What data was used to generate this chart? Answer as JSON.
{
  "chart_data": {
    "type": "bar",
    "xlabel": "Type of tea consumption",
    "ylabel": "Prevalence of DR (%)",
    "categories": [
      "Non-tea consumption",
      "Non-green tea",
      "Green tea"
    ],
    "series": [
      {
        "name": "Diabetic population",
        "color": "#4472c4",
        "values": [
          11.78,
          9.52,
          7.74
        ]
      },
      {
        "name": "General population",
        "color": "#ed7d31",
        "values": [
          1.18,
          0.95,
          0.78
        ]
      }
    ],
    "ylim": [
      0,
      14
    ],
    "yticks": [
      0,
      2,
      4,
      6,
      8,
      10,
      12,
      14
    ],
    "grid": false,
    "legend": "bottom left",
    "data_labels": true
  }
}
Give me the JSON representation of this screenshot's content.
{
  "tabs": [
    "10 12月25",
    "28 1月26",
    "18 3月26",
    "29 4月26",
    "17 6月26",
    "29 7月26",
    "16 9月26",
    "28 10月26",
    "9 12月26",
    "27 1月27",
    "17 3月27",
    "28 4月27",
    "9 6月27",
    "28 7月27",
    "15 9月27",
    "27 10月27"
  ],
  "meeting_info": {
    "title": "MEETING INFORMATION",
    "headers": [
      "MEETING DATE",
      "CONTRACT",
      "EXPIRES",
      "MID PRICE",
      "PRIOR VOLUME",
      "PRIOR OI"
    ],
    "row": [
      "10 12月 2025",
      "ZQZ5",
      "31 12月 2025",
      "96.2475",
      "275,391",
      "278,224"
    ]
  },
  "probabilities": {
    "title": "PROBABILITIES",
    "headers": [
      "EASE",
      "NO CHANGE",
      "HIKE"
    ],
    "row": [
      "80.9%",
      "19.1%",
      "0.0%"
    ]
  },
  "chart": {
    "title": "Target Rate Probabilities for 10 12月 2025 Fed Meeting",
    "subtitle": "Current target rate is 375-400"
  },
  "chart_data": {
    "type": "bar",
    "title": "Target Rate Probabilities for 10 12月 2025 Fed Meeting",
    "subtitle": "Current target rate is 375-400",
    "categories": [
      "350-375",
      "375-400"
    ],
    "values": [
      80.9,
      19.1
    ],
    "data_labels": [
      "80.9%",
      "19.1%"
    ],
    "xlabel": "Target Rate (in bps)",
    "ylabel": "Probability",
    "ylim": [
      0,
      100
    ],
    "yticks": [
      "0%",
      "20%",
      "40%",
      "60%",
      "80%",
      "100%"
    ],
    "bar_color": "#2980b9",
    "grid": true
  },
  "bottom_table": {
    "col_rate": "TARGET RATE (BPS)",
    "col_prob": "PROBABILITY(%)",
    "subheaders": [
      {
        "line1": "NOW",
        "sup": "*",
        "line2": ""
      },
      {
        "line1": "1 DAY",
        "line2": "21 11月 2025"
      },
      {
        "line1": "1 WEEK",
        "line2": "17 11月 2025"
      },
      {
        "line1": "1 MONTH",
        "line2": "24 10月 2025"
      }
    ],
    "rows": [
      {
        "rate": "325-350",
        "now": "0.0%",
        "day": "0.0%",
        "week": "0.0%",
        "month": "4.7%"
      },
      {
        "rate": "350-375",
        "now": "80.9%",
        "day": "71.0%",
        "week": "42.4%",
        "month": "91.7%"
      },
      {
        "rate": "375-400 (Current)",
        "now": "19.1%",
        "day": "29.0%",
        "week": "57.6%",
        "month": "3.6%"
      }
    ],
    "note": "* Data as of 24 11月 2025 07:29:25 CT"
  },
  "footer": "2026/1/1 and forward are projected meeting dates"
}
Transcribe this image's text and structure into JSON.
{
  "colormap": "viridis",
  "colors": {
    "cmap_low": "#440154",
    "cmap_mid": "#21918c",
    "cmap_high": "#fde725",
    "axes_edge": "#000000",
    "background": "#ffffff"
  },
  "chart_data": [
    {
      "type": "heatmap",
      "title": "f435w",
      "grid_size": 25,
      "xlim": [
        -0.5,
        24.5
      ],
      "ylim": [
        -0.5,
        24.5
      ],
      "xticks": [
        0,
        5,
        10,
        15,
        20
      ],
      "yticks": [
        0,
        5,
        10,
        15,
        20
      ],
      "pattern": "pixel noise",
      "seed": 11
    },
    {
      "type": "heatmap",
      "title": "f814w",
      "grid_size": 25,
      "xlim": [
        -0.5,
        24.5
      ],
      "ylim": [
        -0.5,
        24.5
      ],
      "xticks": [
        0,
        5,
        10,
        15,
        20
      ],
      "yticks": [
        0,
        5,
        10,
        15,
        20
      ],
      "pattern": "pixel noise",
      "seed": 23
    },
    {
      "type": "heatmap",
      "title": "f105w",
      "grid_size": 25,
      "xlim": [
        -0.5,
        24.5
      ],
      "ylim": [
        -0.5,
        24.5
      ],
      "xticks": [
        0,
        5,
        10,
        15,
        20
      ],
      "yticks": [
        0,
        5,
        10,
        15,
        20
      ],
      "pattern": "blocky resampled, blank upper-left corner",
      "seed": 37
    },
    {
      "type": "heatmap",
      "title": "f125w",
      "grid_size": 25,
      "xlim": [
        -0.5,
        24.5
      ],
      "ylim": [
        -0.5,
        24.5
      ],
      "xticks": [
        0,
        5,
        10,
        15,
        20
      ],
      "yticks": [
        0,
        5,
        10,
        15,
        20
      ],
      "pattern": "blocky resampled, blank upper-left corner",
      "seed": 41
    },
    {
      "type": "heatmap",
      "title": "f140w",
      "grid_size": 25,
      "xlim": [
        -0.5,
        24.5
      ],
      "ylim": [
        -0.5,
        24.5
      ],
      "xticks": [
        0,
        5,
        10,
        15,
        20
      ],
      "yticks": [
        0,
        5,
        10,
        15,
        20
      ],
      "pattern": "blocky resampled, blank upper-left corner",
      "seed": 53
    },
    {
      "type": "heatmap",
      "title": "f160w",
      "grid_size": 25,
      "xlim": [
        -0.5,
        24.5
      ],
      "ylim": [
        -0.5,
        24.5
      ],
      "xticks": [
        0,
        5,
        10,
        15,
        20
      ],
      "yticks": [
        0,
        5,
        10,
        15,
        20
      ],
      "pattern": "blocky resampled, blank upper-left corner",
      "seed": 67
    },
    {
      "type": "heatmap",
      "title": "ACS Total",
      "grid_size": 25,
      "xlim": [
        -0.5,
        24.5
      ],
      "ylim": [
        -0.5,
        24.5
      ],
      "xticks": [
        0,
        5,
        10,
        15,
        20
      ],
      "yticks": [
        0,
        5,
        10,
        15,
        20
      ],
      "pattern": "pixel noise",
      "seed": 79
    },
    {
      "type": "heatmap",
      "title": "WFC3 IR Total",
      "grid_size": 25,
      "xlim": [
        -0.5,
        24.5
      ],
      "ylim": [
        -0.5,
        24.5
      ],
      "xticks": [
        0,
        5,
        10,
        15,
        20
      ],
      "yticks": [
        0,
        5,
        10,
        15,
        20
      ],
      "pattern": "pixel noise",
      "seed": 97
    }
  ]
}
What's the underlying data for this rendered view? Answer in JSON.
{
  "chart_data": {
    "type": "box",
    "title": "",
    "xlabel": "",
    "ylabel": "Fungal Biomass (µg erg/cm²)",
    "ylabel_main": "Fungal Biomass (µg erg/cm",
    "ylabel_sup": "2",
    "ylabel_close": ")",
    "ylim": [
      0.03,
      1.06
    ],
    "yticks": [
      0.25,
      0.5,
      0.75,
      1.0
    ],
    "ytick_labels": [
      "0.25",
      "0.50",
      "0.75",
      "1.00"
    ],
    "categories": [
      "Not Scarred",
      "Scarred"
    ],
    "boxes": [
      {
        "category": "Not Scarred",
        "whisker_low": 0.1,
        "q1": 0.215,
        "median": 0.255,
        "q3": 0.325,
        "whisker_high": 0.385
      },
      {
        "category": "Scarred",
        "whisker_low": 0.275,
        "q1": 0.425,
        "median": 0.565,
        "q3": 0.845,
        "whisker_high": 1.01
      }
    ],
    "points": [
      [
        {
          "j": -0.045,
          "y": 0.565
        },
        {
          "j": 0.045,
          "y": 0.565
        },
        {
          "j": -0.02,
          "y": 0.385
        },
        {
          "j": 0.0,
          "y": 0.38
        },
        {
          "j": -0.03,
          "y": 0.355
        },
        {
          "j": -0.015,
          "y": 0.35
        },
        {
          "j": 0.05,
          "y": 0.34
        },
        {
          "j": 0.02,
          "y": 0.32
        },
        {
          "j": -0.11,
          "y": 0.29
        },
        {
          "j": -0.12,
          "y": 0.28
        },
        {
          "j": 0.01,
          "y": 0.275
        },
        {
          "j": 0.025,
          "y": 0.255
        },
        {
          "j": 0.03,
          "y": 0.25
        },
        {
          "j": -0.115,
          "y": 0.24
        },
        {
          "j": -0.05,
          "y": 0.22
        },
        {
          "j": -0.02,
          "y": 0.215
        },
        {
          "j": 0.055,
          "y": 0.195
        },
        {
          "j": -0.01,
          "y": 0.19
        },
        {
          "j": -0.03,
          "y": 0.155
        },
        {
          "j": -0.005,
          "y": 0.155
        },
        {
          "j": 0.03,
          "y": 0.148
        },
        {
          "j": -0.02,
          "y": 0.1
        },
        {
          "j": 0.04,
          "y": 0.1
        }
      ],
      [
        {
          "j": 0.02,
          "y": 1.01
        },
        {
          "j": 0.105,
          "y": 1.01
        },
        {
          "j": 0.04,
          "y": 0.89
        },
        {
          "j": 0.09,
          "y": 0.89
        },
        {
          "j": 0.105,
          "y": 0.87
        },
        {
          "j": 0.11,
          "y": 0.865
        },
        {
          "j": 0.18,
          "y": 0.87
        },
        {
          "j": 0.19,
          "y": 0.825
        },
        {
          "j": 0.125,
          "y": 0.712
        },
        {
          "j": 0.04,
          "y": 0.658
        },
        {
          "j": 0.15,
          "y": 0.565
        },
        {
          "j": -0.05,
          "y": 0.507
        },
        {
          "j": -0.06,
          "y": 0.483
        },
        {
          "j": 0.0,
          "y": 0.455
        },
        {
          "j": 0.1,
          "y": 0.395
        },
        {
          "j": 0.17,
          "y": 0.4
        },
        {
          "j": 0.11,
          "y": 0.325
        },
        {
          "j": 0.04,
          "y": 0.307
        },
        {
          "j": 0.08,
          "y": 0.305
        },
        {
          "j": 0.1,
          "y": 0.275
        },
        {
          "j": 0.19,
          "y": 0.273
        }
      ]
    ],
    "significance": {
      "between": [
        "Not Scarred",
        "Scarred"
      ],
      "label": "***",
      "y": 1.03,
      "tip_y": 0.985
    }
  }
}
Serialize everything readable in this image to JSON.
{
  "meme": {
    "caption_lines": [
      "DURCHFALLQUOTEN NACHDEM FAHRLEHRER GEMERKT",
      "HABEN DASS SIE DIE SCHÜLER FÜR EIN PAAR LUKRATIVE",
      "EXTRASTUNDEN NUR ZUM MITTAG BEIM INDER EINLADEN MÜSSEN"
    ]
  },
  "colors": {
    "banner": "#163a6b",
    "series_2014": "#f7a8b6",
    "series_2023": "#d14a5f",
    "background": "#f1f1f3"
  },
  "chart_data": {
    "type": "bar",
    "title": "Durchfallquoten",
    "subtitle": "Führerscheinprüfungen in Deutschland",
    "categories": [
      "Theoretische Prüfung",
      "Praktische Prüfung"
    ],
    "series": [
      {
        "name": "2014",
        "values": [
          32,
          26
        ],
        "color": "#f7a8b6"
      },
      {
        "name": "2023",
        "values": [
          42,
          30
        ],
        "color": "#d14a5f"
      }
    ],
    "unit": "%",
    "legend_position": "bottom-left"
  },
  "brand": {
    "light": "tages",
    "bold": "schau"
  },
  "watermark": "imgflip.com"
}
· · · · ·
• [WRITTEN TASK] Copy each line of the listing in which the word "What" can be found.

• [SOLUTION]
What data was used to generate this chart? Answer as JSON.
What's the underlying data for this rendered view? Answer in JSON.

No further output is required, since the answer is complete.